### Exercise goal
Below are the records; copy each line in them that holds the word "Analysis".

Recorded data
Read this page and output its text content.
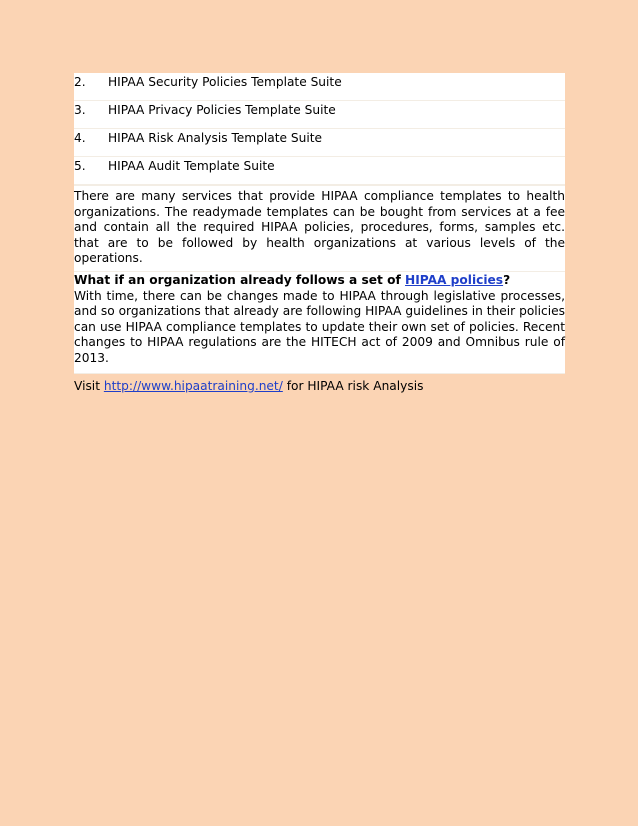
2.	HIPAA Security Policies Template Suite
3.	HIPAA Privacy Policies Template Suite
4.	HIPAA Risk Analysis Template Suite
5.	HIPAA Audit Template Suite
There are many services that provide HIPAA compliance templates to health organizations. The readymade templates can be bought from services at a fee and contain all the required HIPAA policies, procedures, forms, samples etc. that are to be followed by health organizations at various levels of the operations.
What if an organization already follows a set of HIPAA policies?
With time, there can be changes made to HIPAA through legislative processes, and so organizations that already are following HIPAA guidelines in their policies can use HIPAA compliance templates to update their own set of policies. Recent changes to HIPAA regulations are the HITECH act of 2009 and Omnibus rule of 2013.
Visit http://www.hipaatraining.net/ for HIPAA risk Analysis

### Solution for this exercise
4.	HIPAA Risk Analysis Template Suite
Visit http://www.hipaatraining.net/ for HIPAA risk Analysis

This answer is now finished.